▶ [Written request]:
Beneath this task is a listing. State how many of its lines include the string "EMPRESARIAL", giving nothing but the number.

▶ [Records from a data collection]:
⁂

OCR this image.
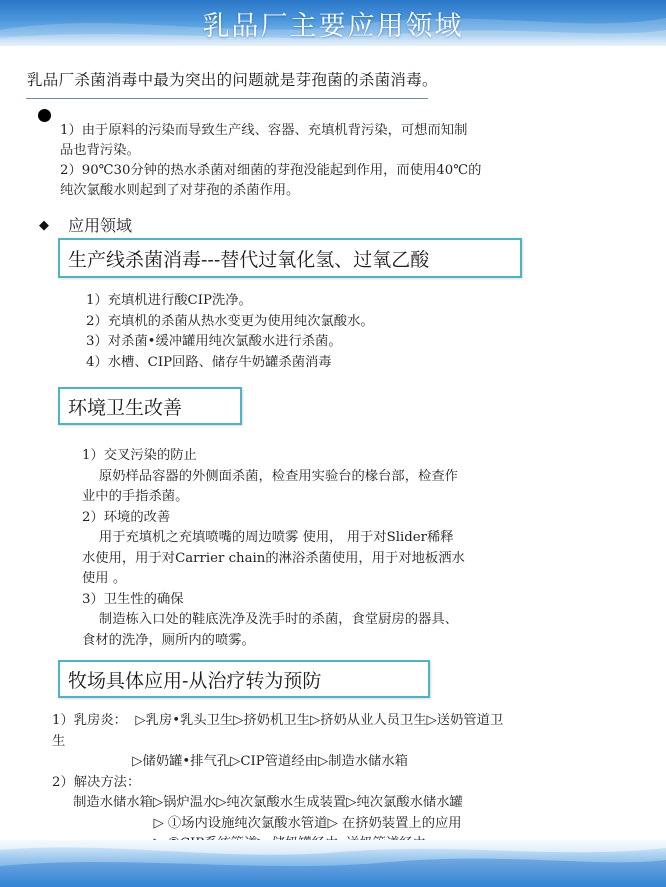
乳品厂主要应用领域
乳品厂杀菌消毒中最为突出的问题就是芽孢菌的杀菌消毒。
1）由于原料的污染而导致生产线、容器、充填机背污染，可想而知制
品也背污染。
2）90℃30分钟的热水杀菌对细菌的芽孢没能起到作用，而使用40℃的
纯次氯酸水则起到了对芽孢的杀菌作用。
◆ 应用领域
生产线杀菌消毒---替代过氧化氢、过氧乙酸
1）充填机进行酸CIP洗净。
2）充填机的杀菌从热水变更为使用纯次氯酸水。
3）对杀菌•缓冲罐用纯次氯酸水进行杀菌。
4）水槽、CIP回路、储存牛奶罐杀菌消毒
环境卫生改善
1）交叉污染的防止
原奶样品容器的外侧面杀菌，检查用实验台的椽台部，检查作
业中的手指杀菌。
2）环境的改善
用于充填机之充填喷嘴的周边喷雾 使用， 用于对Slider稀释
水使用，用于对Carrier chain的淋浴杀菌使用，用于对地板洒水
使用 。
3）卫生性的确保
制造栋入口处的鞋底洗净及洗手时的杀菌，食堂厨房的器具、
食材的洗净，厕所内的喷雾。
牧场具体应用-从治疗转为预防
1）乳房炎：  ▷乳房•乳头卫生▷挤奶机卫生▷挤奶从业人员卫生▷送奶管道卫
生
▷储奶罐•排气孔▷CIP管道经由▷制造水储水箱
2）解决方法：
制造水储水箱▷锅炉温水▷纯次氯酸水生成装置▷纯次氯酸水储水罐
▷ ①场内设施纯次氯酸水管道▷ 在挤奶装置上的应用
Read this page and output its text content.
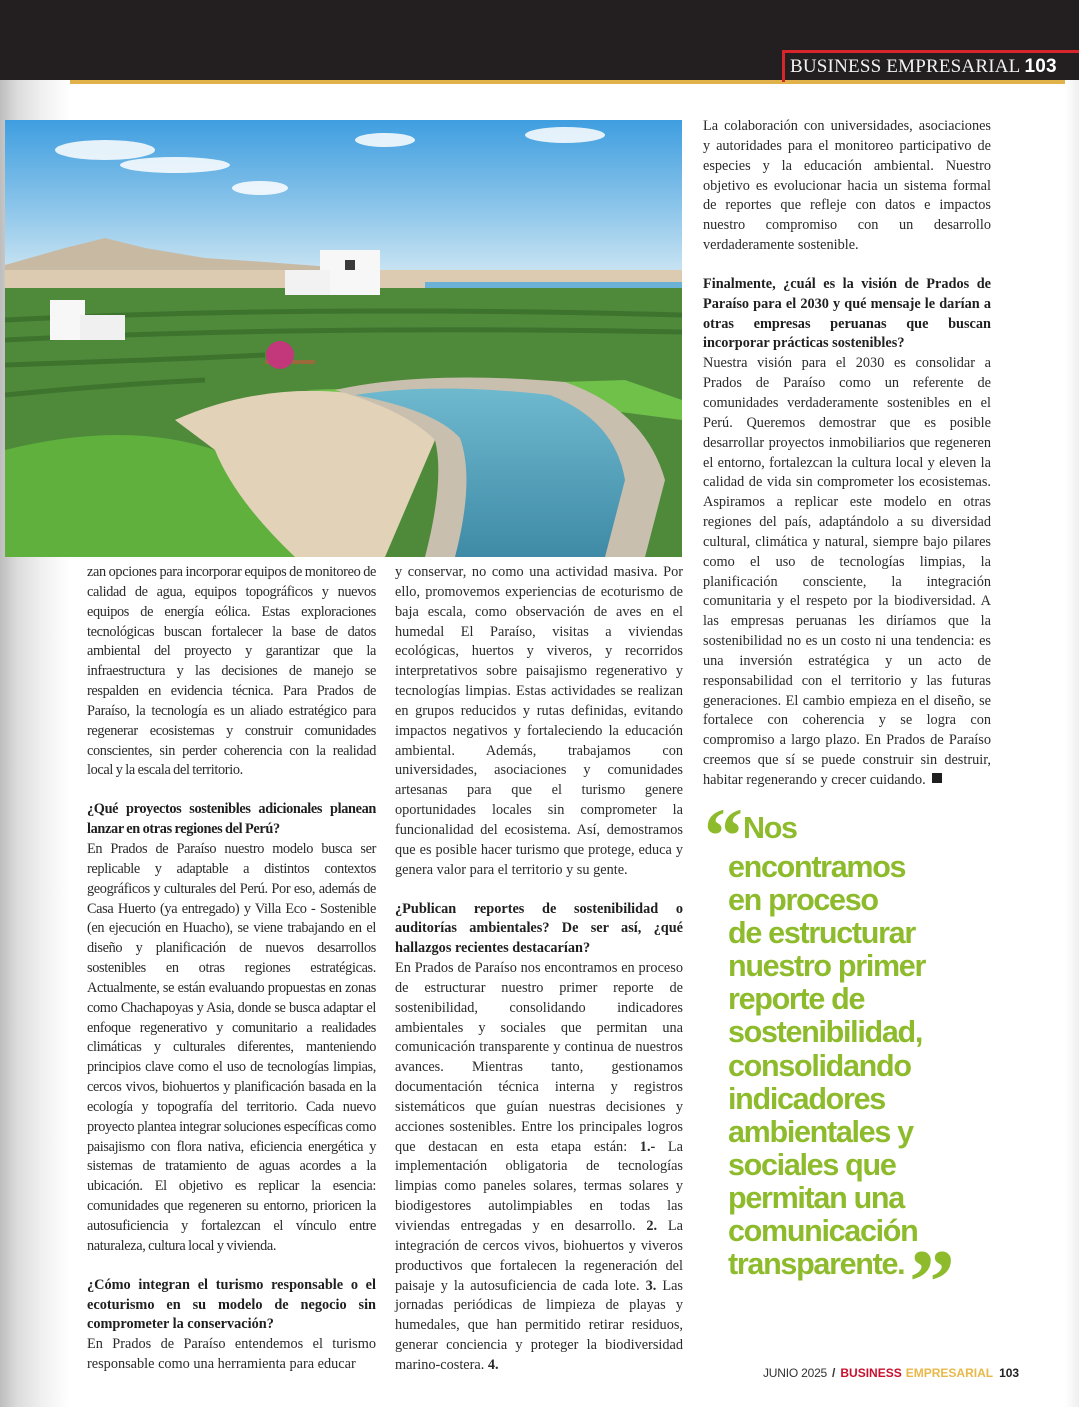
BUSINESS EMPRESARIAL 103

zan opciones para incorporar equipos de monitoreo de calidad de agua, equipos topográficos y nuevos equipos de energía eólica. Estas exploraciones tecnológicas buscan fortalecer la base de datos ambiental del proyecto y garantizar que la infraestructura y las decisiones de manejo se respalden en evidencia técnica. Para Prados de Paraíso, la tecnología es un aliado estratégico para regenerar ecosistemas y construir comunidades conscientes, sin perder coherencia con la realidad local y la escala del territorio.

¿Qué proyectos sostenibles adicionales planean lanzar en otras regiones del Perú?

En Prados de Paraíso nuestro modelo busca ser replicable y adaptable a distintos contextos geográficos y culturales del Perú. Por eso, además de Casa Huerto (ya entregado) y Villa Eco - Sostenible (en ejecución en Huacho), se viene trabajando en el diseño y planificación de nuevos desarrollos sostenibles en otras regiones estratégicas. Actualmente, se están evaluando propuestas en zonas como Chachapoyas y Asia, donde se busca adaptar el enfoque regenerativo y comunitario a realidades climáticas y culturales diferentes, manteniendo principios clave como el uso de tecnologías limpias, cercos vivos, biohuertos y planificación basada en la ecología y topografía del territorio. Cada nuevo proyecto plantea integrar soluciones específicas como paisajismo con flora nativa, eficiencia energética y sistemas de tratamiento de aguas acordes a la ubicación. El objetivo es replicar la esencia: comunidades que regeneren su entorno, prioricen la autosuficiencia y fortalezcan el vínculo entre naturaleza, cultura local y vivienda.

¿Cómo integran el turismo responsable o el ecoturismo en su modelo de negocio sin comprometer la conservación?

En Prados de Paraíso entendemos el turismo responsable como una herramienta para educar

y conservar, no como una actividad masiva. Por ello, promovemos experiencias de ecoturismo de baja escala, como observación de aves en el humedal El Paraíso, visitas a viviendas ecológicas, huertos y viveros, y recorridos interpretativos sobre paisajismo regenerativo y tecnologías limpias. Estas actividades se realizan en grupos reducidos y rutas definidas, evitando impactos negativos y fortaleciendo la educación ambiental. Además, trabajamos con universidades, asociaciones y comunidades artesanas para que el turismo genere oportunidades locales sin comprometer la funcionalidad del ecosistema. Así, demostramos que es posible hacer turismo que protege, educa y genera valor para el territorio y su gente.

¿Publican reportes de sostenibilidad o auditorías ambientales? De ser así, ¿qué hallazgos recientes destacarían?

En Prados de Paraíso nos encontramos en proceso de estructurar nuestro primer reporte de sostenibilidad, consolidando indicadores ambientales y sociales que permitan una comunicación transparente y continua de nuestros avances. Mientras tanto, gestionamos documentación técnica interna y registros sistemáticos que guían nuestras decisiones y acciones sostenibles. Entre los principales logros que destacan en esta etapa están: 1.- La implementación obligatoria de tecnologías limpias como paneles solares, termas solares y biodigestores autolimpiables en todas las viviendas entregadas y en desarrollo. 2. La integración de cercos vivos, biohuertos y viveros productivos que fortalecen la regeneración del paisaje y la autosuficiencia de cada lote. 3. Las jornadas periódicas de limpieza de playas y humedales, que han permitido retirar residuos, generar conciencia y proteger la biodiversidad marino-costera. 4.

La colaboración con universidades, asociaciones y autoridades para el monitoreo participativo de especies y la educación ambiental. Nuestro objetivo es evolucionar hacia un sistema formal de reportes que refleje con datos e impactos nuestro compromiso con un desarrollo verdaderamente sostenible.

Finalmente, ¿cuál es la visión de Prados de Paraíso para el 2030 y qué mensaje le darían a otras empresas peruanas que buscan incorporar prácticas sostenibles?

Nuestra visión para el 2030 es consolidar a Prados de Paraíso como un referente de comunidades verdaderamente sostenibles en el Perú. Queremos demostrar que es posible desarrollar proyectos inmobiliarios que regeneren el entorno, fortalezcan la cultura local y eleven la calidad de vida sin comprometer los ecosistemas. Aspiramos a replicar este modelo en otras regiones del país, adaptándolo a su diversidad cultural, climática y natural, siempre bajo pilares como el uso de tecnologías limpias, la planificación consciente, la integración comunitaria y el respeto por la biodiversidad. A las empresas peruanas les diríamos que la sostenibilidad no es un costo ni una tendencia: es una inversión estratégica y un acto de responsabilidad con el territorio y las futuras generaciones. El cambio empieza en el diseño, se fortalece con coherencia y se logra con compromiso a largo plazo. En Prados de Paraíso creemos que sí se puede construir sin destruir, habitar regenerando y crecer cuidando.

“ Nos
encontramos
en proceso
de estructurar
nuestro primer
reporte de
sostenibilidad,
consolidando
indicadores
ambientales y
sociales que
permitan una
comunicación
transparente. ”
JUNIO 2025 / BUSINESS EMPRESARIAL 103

⁂

▶ [Response for this exercise]:
2